_Material provided_:
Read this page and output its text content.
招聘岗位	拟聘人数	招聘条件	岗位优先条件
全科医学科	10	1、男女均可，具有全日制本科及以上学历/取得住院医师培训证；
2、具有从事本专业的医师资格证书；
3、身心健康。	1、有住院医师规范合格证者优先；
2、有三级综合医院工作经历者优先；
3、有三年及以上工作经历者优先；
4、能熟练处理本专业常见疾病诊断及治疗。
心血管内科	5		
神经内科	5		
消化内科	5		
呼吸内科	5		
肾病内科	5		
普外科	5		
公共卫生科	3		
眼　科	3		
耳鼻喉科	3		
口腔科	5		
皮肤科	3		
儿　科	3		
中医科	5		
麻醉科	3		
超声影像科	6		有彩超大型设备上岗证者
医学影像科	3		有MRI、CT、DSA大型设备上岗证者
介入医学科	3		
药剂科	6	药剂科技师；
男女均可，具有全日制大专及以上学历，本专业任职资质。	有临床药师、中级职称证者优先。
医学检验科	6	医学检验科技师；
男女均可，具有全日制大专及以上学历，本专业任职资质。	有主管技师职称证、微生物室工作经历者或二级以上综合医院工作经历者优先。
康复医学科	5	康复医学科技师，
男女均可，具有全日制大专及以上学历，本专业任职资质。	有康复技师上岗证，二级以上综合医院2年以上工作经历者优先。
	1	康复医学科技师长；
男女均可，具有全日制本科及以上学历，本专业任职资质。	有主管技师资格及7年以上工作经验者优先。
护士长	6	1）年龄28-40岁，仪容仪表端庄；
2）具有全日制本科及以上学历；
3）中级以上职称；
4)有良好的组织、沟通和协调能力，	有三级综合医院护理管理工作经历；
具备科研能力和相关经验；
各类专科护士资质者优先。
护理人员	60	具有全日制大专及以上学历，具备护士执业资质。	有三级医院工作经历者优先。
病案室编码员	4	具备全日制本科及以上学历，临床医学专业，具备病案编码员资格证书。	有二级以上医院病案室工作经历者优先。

_Problem to work on_:
In the records above, find each line holding "具有全日制本科及以上学历" and copy it.

_Answer to this exercise_:
全科医学科	10	1、男女均可，具有全日制本科及以上学历/取得住院医师培训证；
男女均可，具有全日制本科及以上学历，本专业任职资质。	有主管技师资格及7年以上工作经验者优先。
2）具有全日制本科及以上学历；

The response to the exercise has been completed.